## Set exercise:
From the listing below, pull out every line where the string "name" appears.

## Material provided:
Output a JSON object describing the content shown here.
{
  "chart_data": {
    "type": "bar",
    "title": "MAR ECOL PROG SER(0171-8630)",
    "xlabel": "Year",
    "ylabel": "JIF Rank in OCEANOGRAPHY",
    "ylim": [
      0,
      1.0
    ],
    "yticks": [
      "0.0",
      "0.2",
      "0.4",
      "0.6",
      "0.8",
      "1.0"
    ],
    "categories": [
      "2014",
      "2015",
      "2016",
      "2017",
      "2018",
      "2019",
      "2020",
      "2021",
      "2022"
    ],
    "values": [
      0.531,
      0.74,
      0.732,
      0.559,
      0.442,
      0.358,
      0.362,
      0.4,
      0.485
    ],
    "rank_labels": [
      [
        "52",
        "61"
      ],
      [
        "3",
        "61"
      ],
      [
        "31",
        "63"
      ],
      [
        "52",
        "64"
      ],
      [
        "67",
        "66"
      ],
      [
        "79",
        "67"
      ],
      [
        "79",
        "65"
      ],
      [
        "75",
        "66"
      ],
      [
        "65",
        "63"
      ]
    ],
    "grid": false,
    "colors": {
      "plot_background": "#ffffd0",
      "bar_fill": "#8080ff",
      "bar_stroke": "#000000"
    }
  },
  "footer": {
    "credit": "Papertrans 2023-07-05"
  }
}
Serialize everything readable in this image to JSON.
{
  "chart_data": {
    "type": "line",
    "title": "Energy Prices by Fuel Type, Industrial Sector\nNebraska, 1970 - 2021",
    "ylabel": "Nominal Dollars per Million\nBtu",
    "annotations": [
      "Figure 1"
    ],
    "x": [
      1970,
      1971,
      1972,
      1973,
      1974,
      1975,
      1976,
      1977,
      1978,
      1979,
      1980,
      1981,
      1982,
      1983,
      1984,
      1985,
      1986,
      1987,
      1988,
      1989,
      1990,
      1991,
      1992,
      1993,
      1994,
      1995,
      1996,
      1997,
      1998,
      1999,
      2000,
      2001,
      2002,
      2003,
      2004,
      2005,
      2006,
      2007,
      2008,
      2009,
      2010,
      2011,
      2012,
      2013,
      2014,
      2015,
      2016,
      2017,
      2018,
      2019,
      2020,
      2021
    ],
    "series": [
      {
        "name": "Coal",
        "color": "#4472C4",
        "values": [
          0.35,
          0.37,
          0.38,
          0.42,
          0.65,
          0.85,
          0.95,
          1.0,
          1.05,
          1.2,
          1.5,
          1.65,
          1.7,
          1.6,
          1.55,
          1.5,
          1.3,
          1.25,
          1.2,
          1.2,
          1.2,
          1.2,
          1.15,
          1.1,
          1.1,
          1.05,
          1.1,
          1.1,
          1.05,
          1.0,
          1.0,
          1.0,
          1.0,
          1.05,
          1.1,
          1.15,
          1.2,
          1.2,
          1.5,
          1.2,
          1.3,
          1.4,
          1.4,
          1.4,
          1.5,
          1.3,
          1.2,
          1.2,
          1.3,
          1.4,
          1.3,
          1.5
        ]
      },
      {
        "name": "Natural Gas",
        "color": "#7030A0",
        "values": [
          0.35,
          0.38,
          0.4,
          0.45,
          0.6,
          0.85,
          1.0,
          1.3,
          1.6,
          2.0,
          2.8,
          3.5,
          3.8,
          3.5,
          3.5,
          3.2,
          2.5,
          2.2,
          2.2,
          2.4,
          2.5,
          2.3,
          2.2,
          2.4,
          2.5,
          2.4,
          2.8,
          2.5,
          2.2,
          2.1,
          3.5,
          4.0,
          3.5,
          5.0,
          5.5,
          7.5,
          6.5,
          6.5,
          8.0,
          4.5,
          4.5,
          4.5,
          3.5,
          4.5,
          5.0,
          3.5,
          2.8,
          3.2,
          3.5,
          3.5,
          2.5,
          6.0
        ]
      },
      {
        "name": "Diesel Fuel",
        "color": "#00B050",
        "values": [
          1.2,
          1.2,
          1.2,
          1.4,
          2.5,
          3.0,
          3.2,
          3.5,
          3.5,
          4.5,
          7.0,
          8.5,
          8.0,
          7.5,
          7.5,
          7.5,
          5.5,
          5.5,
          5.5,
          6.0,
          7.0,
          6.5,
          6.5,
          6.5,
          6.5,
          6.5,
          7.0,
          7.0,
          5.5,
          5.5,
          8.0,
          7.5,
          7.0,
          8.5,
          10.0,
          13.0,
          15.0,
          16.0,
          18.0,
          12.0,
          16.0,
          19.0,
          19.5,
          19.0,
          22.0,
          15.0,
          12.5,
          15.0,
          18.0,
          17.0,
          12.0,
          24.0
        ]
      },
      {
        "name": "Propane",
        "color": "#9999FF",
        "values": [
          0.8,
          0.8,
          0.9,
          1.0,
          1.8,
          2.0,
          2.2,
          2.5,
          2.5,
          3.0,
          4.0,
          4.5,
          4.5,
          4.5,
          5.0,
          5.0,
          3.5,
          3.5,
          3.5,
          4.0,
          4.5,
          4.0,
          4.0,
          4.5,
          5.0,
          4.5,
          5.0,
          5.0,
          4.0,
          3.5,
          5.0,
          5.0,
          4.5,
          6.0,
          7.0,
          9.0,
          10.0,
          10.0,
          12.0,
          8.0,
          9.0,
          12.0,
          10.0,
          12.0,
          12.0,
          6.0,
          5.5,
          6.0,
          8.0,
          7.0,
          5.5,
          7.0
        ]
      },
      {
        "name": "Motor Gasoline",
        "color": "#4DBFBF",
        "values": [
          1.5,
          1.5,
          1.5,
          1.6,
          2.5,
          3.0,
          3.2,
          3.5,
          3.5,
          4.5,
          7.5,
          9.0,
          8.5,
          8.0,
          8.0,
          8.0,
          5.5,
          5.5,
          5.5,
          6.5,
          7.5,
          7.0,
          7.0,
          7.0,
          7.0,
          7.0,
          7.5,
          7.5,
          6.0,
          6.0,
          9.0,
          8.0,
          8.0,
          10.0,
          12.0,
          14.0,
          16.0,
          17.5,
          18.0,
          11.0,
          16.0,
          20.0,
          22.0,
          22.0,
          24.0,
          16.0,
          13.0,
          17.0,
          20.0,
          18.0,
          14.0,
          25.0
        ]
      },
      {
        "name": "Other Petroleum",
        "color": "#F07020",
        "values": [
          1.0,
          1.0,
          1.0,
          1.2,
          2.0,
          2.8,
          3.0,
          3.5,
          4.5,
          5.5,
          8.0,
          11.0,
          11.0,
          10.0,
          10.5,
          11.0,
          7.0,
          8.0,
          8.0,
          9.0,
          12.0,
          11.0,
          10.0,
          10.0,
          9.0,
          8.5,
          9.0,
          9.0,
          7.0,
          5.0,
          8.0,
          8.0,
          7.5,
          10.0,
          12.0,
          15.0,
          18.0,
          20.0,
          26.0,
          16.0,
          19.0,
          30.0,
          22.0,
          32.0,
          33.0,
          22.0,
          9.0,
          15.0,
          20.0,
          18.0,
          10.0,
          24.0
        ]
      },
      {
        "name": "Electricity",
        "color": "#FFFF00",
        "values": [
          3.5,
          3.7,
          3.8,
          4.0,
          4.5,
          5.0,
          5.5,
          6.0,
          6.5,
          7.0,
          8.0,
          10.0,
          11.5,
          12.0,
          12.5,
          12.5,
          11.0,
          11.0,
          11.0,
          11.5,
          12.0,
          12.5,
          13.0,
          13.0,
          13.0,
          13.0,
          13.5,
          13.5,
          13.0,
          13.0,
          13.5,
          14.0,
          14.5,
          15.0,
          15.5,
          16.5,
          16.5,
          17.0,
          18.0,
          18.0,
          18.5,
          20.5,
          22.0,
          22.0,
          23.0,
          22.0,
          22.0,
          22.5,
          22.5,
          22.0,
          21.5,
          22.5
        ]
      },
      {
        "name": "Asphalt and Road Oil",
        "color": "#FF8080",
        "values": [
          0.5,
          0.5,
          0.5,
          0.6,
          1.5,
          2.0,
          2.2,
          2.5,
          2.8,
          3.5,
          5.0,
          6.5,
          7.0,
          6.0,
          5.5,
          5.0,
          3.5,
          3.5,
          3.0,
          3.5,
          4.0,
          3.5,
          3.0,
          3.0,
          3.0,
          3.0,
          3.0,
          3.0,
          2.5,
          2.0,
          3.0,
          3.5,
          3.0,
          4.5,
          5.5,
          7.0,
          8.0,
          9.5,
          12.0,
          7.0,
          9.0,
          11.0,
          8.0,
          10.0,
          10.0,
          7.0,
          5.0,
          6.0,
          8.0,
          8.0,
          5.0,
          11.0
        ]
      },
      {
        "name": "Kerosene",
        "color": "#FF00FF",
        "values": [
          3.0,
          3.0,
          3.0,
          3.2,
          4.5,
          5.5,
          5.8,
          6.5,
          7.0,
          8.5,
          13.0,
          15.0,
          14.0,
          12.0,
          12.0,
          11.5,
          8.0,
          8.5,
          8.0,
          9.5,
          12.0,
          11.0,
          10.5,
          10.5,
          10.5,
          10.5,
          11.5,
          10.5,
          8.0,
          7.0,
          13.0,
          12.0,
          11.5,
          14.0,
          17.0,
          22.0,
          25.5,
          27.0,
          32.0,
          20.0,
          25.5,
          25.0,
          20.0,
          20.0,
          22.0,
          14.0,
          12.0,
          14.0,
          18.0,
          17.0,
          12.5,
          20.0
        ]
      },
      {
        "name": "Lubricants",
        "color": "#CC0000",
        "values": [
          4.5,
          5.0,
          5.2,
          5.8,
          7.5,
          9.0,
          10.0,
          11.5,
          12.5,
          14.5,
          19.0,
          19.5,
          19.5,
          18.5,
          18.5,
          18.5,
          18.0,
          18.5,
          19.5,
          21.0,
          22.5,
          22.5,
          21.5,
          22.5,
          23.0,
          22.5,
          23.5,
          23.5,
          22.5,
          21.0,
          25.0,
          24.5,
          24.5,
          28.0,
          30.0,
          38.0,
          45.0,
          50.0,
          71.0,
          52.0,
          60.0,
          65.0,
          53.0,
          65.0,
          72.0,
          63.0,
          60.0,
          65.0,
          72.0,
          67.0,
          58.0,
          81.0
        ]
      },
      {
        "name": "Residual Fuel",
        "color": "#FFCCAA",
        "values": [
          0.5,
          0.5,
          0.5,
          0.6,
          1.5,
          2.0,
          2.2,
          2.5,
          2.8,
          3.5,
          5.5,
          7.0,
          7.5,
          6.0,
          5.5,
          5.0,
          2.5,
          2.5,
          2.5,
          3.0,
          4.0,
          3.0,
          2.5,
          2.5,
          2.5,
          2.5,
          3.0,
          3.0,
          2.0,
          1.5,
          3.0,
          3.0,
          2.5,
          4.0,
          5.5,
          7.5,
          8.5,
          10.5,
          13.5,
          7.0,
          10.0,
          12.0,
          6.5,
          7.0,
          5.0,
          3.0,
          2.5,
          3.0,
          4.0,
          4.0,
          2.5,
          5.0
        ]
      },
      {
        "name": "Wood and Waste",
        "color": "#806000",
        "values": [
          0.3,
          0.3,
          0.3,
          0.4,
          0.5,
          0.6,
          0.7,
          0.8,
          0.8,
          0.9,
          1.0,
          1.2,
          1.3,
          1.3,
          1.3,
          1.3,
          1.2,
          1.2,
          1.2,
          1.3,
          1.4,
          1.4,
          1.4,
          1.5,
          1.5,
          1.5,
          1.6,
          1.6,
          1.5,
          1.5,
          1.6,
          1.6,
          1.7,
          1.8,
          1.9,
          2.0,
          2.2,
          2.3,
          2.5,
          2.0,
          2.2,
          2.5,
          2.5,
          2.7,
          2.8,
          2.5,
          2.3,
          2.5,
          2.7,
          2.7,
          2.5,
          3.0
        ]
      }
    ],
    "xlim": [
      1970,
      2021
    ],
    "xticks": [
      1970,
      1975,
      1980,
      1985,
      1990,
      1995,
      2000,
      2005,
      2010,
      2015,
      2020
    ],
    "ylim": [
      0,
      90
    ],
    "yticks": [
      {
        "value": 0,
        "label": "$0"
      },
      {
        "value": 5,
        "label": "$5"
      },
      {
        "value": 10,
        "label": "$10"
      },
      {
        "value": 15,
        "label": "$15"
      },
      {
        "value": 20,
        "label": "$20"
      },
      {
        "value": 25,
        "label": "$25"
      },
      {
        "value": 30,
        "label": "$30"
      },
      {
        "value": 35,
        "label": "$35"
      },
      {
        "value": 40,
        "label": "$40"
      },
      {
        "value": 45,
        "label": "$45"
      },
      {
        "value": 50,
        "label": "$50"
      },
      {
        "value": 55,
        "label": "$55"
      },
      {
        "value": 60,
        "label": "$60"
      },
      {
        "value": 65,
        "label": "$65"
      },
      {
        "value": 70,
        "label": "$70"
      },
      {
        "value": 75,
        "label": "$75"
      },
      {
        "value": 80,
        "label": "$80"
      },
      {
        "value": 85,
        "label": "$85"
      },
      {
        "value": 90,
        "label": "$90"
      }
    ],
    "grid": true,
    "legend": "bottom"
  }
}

## Response to this task:
        "name": "Coal",
        "name": "Natural Gas",
        "name": "Diesel Fuel",
        "name": "Propane",
        "name": "Motor Gasoline",
        "name": "Other Petroleum",
        "name": "Electricity",
        "name": "Asphalt and Road Oil",
        "name": "Kerosene",
        "name": "Lubricants",
        "name": "Residual Fuel",
        "name": "Wood and Waste",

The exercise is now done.